▶ **WHAT NEEDS TO BE DONE**
Copy every line of the items below word for word, but leave out the pictures.

▶ **EXTRACTED ENTRIES**
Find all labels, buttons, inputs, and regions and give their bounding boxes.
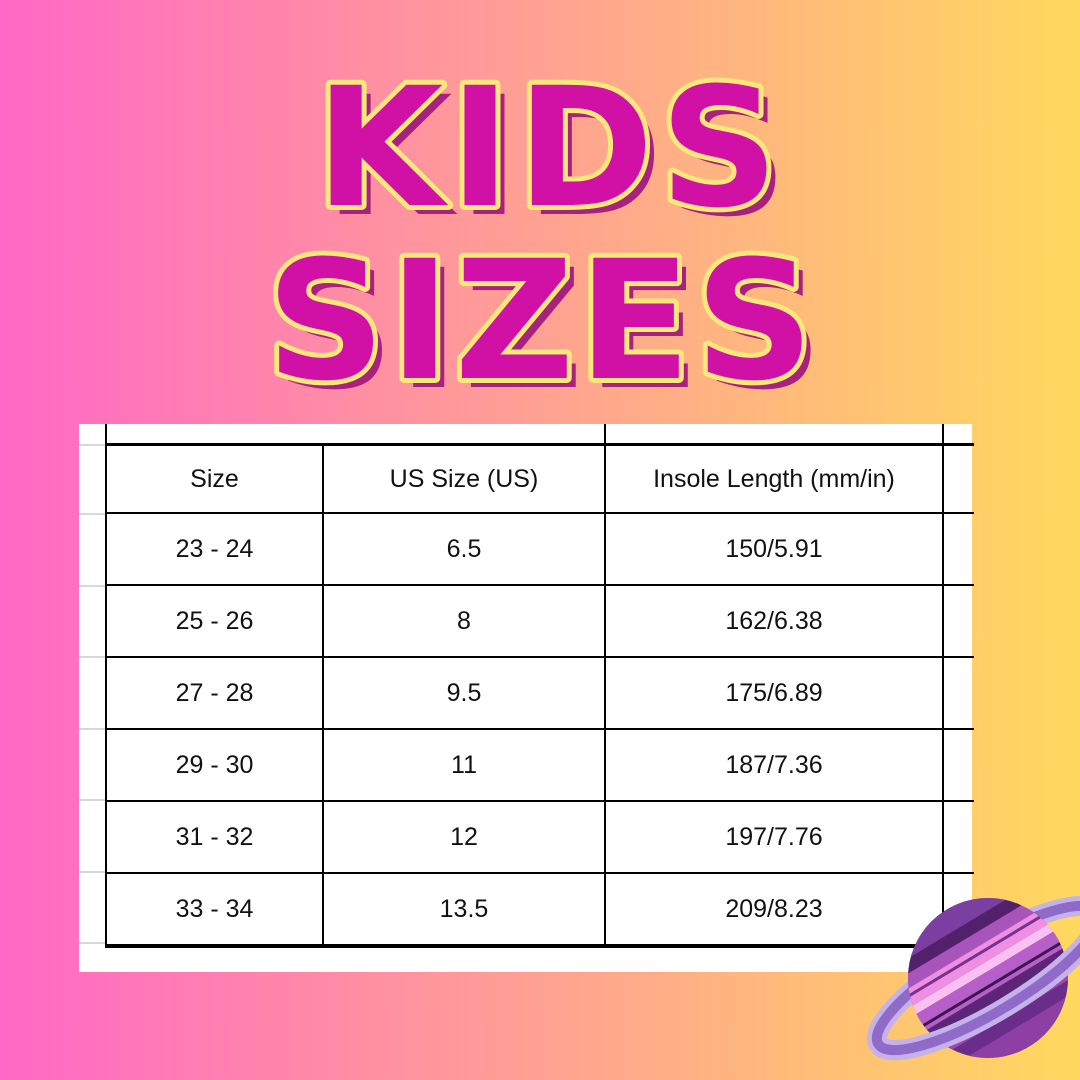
gutter-gridline: [79, 799, 105, 801]
size-cell: 27 - 28: [105, 656, 324, 730]
gutter-gridline: [79, 942, 105, 944]
table-header-row: Size US Size (US) Insole Length (mm/in): [105, 443, 974, 514]
partial-column-cell: [942, 584, 974, 658]
title-line1: KIDS: [315, 52, 784, 244]
gutter-gridline: [79, 656, 105, 658]
us-size-cell: 11: [322, 728, 606, 802]
insole-length-cell: 209/8.23: [604, 872, 944, 948]
empty-cell: [105, 424, 606, 446]
gutter-gridline: [79, 444, 105, 446]
table-row: 25 - 26 8 162/6.38: [105, 584, 974, 658]
partial-column-cell: [942, 800, 974, 874]
us-size-cell: 12: [322, 800, 606, 874]
size-cell: 31 - 32: [105, 800, 324, 874]
insole-length-cell: 175/6.89: [604, 656, 944, 730]
table-row: 33 - 34 13.5 209/8.23: [105, 872, 974, 948]
insole-length-cell: 197/7.76: [604, 800, 944, 874]
column-header-insole-length: Insole Length (mm/in): [604, 443, 944, 514]
size-cell: 29 - 30: [105, 728, 324, 802]
partial-column-cell: [942, 443, 974, 514]
title-line1-shadow: KIDS: [324, 61, 793, 253]
partial-column-cell: [942, 512, 974, 586]
page-title: KIDS KIDS SIZES SIZES: [261, 47, 826, 420]
gutter-gridline: [79, 513, 105, 515]
partial-column-cell: [942, 656, 974, 730]
us-size-cell: 6.5: [322, 512, 606, 586]
column-header-size: Size: [105, 443, 324, 514]
us-size-cell: 13.5: [322, 872, 606, 948]
gutter-gridline: [79, 728, 105, 730]
size-cell: 25 - 26: [105, 584, 324, 658]
partial-column-cell: [942, 728, 974, 802]
column-header-us-size: US Size (US): [322, 443, 606, 514]
size-cell: 23 - 24: [105, 512, 324, 586]
kids-size-table: Size US Size (US) Insole Length (mm/in) …: [105, 424, 974, 948]
gutter-gridline: [79, 585, 105, 587]
size-cell: 33 - 34: [105, 872, 324, 948]
insole-length-cell: 150/5.91: [604, 512, 944, 586]
spreadsheet-partial-row: [105, 424, 974, 446]
table-row: 29 - 30 11 187/7.36: [105, 728, 974, 802]
table-row: 31 - 32 12 197/7.76: [105, 800, 974, 874]
saturn-planet-icon: [866, 895, 1080, 1061]
insole-length-cell: 187/7.36: [604, 728, 944, 802]
us-size-cell: 9.5: [322, 656, 606, 730]
gutter-gridline: [79, 871, 105, 873]
us-size-cell: 8: [322, 584, 606, 658]
empty-cell: [942, 424, 974, 446]
table-row: 27 - 28 9.5 175/6.89: [105, 656, 974, 730]
title-line2: SIZES: [266, 225, 817, 417]
title-line2-shadow: SIZES: [275, 234, 826, 420]
insole-length-cell: 162/6.38: [604, 584, 944, 658]
empty-cell: [604, 424, 944, 446]
table-row: 23 - 24 6.5 150/5.91: [105, 512, 974, 586]
size-chart-card: Size US Size (US) Insole Length (mm/in) …: [79, 424, 974, 972]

▶ **RESULT FOR THIS TASK**
Find all labels, buttons, inputs, and regions and give their bounding boxes.
gutter-gridline: [79, 799, 105, 801]
size-cell: 27 - 28: [105, 656, 324, 730]
gutter-gridline: [79, 942, 105, 944]
table-header-row: Size US Size (US) Insole Length (mm/in): [105, 443, 974, 514]
partial-column-cell: [942, 584, 974, 658]
title-line1: KIDS: [315, 52, 784, 244]
gutter-gridline: [79, 656, 105, 658]
us-size-cell: 11: [322, 728, 606, 802]
insole-length-cell: 209/8.23: [604, 872, 944, 948]
empty-cell: [105, 424, 606, 446]
gutter-gridline: [79, 444, 105, 446]
table-row: 25 - 26 8 162/6.38: [105, 584, 974, 658]
partial-column-cell: [942, 800, 974, 874]
us-size-cell: 12: [322, 800, 606, 874]
size-cell: 31 - 32: [105, 800, 324, 874]
insole-length-cell: 175/6.89: [604, 656, 944, 730]
table-row: 33 - 34 13.5 209/8.23: [105, 872, 974, 948]
insole-length-cell: 197/7.76: [604, 800, 944, 874]
column-header-insole-length: Insole Length (mm/in): [604, 443, 944, 514]
size-cell: 29 - 30: [105, 728, 324, 802]
partial-column-cell: [942, 443, 974, 514]
title-line1-shadow: KIDS: [324, 61, 793, 253]
partial-column-cell: [942, 512, 974, 586]
page-title: KIDS KIDS SIZES SIZES: [261, 47, 826, 420]
gutter-gridline: [79, 513, 105, 515]
partial-column-cell: [942, 656, 974, 730]
us-size-cell: 6.5: [322, 512, 606, 586]
column-header-size: Size: [105, 443, 324, 514]
us-size-cell: 13.5: [322, 872, 606, 948]
gutter-gridline: [79, 728, 105, 730]
size-cell: 25 - 26: [105, 584, 324, 658]
partial-column-cell: [942, 728, 974, 802]
column-header-us-size: US Size (US): [322, 443, 606, 514]
size-cell: 23 - 24: [105, 512, 324, 586]
kids-size-table: Size US Size (US) Insole Length (mm/in) …: [105, 424, 974, 948]
gutter-gridline: [79, 585, 105, 587]
size-cell: 33 - 34: [105, 872, 324, 948]
insole-length-cell: 150/5.91: [604, 512, 944, 586]
spreadsheet-partial-row: [105, 424, 974, 446]
table-row: 29 - 30 11 187/7.36: [105, 728, 974, 802]
table-row: 31 - 32 12 197/7.76: [105, 800, 974, 874]
saturn-planet-icon: [866, 895, 1080, 1061]
insole-length-cell: 187/7.36: [604, 728, 944, 802]
us-size-cell: 9.5: [322, 656, 606, 730]
gutter-gridline: [79, 871, 105, 873]
us-size-cell: 8: [322, 584, 606, 658]
empty-cell: [942, 424, 974, 446]
table-row: 27 - 28 9.5 175/6.89: [105, 656, 974, 730]
title-line2: SIZES: [266, 225, 817, 417]
title-line2-shadow: SIZES: [275, 234, 826, 420]
insole-length-cell: 162/6.38: [604, 584, 944, 658]
empty-cell: [604, 424, 944, 446]
table-row: 23 - 24 6.5 150/5.91: [105, 512, 974, 586]
size-chart-card: Size US Size (US) Insole Length (mm/in) …: [79, 424, 974, 972]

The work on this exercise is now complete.